WRITTEN PROBLEM:
Leave out every picture, and restate word for word only the lines from the one containing "Read this page and output its text content." through the end of the material.

DATA SUPPLIED:
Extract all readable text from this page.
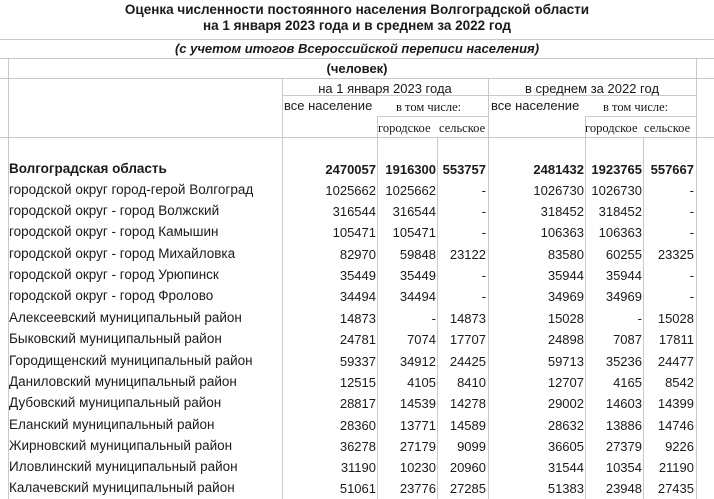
Оценка численности постоянного населения Волгоградской области
на 1 января 2023 года и в среднем за 2022 год
(с учетом итогов Всероссийской переписи населения)
(человек)
на 1 января 2023 года	в среднем за 2022 год
все население в том числе: все население в том числе:
городское сельское	городское сельское
Волгоградская область	2470057 1916300 553757	2481432 1923765 557667
городской округ город-герой Волгоград	1025662 1025662	-	1026730 1026730	-
городской округ - город Волжский	316544	316544	-	318452	318452	-
городской округ - город Камышин	105471	105471	-	106363	106363	-
городской округ - город Михайловка	82970	59848	23122	83580	60255	23325
городской округ - город Урюпинск	35449	35449	-	35944	35944	-
городской округ - город Фролово	34494	34494	-	34969	34969	-
Алексеевский муниципальный район	14873	-	14873	15028	-	15028
Быковский муниципальный район	24781	7074	17707	24898	7087	17811
Городищенский муниципальный район	59337	34912	24425	59713	35236	24477
Даниловский муниципальный район	12515	4105	8410	12707	4165	8542
Дубовский муниципальный район	28817	14539	14278	29002	14603	14399
Еланский муниципальный район	28360	13771	14589	28632	13886	14746
Жирновский муниципальный район	36278	27179	9099	36605	27379	9226
Иловлинский муниципальный район	31190	10230	20960	31544	10354	21190
Калачевский муниципальный район	51061	23776	27285	51383	23948	27435
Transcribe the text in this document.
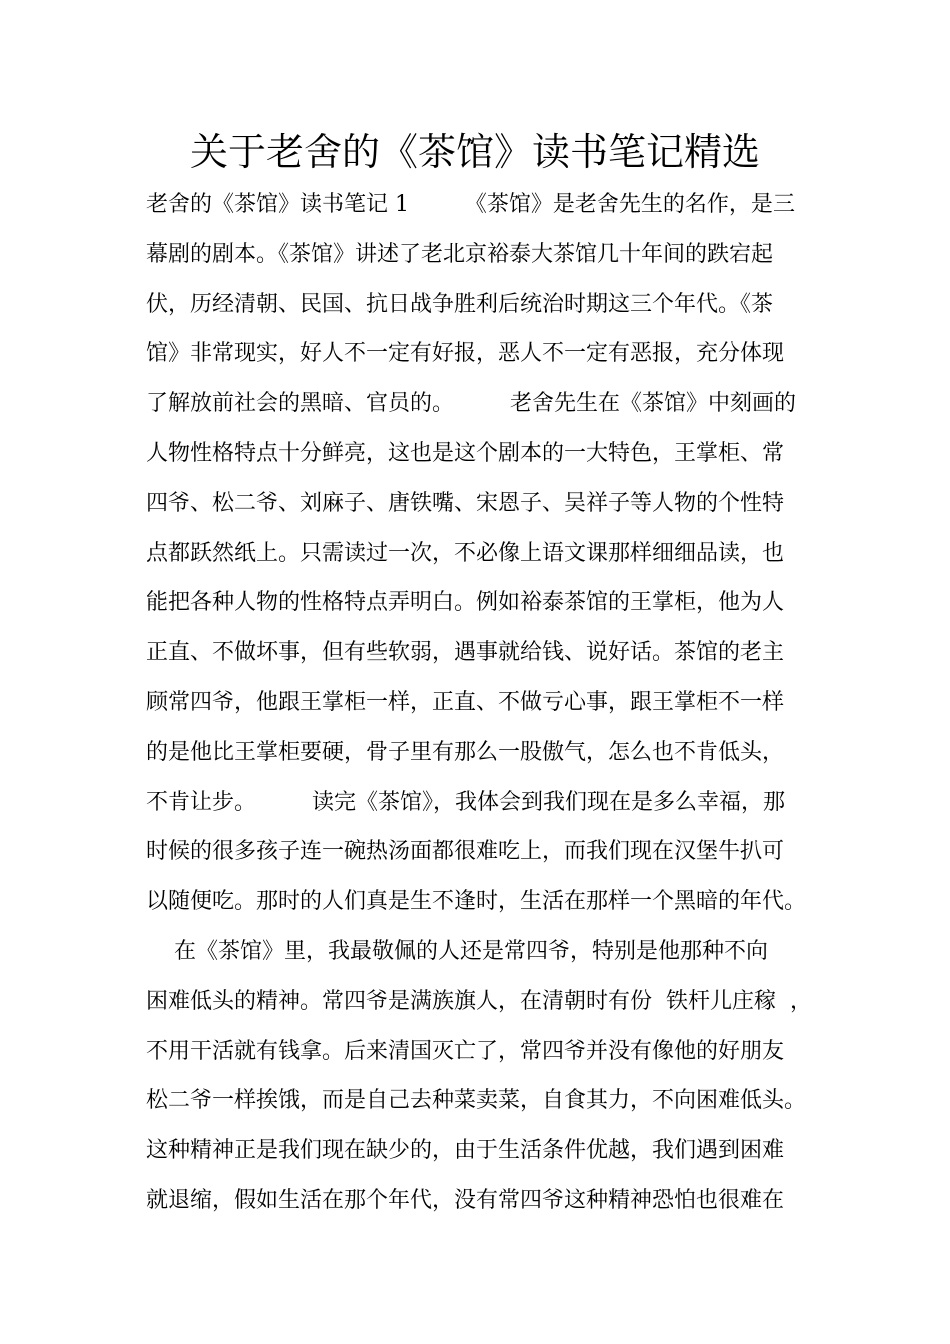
关于老舍的《茶馆》读书笔记精选
老舍的《茶馆》读书笔记 1        《茶馆》是老舍先生的名作，是三
幕剧的剧本。《茶馆》讲述了老北京裕泰大茶馆几十年间的跌宕起
伏，历经清朝、民国、抗日战争胜利后统治时期这三个年代。《茶
馆》非常现实，好人不一定有好报，恶人不一定有恶报，充分体现
了解放前社会的黑暗、官员的。        老舍先生在《茶馆》中刻画的
人物性格特点十分鲜亮，这也是这个剧本的一大特色，王掌柜、常
四爷、松二爷、刘麻子、唐铁嘴、宋恩子、吴祥子等人物的个性特
点都跃然纸上。只需读过一次，不必像上语文课那样细细品读，也
能把各种人物的性格特点弄明白。例如裕泰茶馆的王掌柜，他为人
正直、不做坏事，但有些软弱，遇事就给钱、说好话。茶馆的老主
顾常四爷，他跟王掌柜一样，正直、不做亏心事，跟王掌柜不一样
的是他比王掌柜要硬，骨子里有那么一股傲气，怎么也不肯低头，
不肯让步。        读完《茶馆》，我体会到我们现在是多么幸福，那
时候的很多孩子连一碗热汤面都很难吃上，而我们现在汉堡牛扒可
以随便吃。那时的人们真是生不逢时，生活在那样一个黑暗的年代。
在《茶馆》里，我最敬佩的人还是常四爷，特别是他那种不向
困难低头的精神。常四爷是满族旗人，在清朝时有份  铁杆儿庄稼  ，
不用干活就有钱拿。后来清国灭亡了，常四爷并没有像他的好朋友
松二爷一样挨饿，而是自己去种菜卖菜，自食其力，不向困难低头。
这种精神正是我们现在缺少的，由于生活条件优越，我们遇到困难
就退缩，假如生活在那个年代，没有常四爷这种精神恐怕也很难在
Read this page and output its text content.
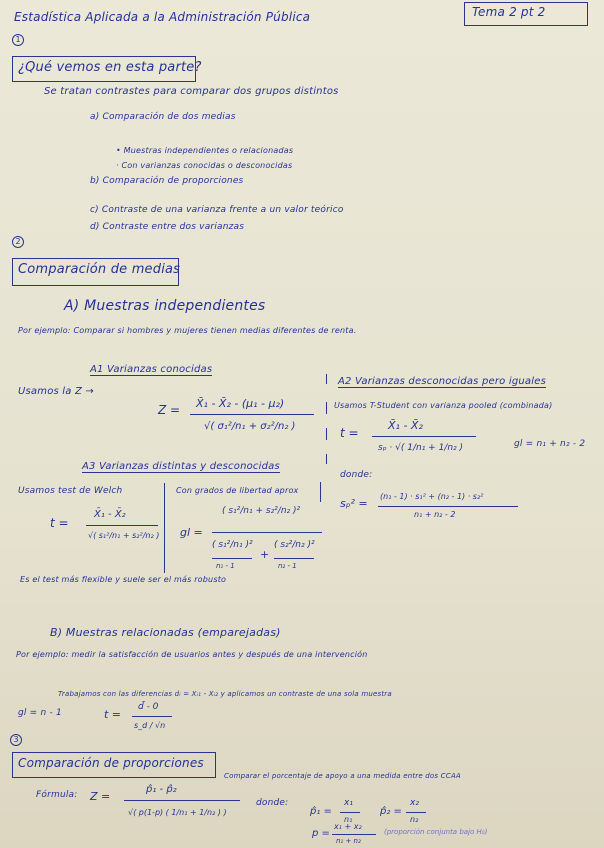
Estadística Aplicada a la Administración Pública	Tema 2 pt 2
1
¿Qué vemos en esta parte?
Se tratan contrastes para comparar dos grupos distintos
a) Comparación de dos medias
• Muestras independientes o relacionadas
· Con varianzas conocidas o desconocidas
b) Comparación de proporciones
c) Contraste de una varianza frente a un valor teórico
d) Contraste entre dos varianzas
2
Comparación de medias
A) Muestras independientes
Por ejemplo: Comparar si hombres y mujeres tienen medias diferentes de renta.
A1 Varianzas conocidas
Usamos la Z →
Z = X̄₁ - X̄₂ - (μ₁ - μ₂)
√( σ₁²/n₁ + σ₂²/n₂ )
A2 Varianzas desconocidas pero iguales
Usamos T-Student con varianza pooled (combinada)
t =
X̄₁ - X̄₂
sₚ · √( 1/n₁ + 1/n₂ )	gl = n₁ + n₂ - 2
donde:
sₚ² =
(n₁ - 1) · s₁² + (n₂ - 1) · s₂²
n₁ + n₂ - 2
A3 Varianzas distintas y desconocidas
Usamos test de Welch
t =
X̄₁ - X̄₂
√( s₁²/n₁ + s₂²/n₂ )
Con grados de libertad aprox
gl =
( s₁²/n₁ + s₂²/n₂ )²
( s₁²/n₁ )²
n₁ - 1
+
( s₂²/n₂ )²
n₂ - 1
Es el test más flexible y suele ser el más robusto
B) Muestras relacionadas (emparejadas)
Por ejemplo: medir la satisfacción de usuarios antes y después de una intervención
Trabajamos con las diferencias dᵢ = Xᵢ₁ - Xᵢ₂ y aplicamos un contraste de una sola muestra
gl = n - 1	t =
d̄ - 0
s_d / √n
3
Comparación de proporciones
Comparar el porcentaje de apoyo a una medida entre dos CCAA
Fórmula: Z =
p̂₁ - p̂₂
√( p(1-p) ( 1/n₁ + 1/n₂ ) )
donde:
p̂₁ =
x₁
n₁
p̂₂ =
x₂
n₂
p =
x₁ + x₂
n₁ + n₂
(proporción conjunta bajo H₀)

SOLUTION TO THE PROBLEM:
Read this page and output its text content.
Estadística Aplicada a la Administración Pública	Tema 2 pt 2
1
¿Qué vemos en esta parte?
Se tratan contrastes para comparar dos grupos distintos
a) Comparación de dos medias
• Muestras independientes o relacionadas
· Con varianzas conocidas o desconocidas
b) Comparación de proporciones
c) Contraste de una varianza frente a un valor teórico
d) Contraste entre dos varianzas
2
Comparación de medias
A) Muestras independientes
Por ejemplo: Comparar si hombres y mujeres tienen medias diferentes de renta.
A1 Varianzas conocidas
Usamos la Z →
Z = X̄₁ - X̄₂ - (μ₁ - μ₂)
√( σ₁²/n₁ + σ₂²/n₂ )
A2 Varianzas desconocidas pero iguales
Usamos T-Student con varianza pooled (combinada)
t =
X̄₁ - X̄₂
sₚ · √( 1/n₁ + 1/n₂ )	gl = n₁ + n₂ - 2
donde:
sₚ² =
(n₁ - 1) · s₁² + (n₂ - 1) · s₂²
n₁ + n₂ - 2
A3 Varianzas distintas y desconocidas
Usamos test de Welch
t =
X̄₁ - X̄₂
√( s₁²/n₁ + s₂²/n₂ )
Con grados de libertad aprox
gl =
( s₁²/n₁ + s₂²/n₂ )²
( s₁²/n₁ )²
n₁ - 1
+
( s₂²/n₂ )²
n₂ - 1
Es el test más flexible y suele ser el más robusto
B) Muestras relacionadas (emparejadas)
Por ejemplo: medir la satisfacción de usuarios antes y después de una intervención
Trabajamos con las diferencias dᵢ = Xᵢ₁ - Xᵢ₂ y aplicamos un contraste de una sola muestra
gl = n - 1	t =
d̄ - 0
s_d / √n
3
Comparación de proporciones
Comparar el porcentaje de apoyo a una medida entre dos CCAA
Fórmula: Z =
p̂₁ - p̂₂
√( p(1-p) ( 1/n₁ + 1/n₂ ) )
donde:
p̂₁ =
x₁
n₁
p̂₂ =
x₂
n₂
p =
x₁ + x₂
n₁ + n₂
(proporción conjunta bajo H₀)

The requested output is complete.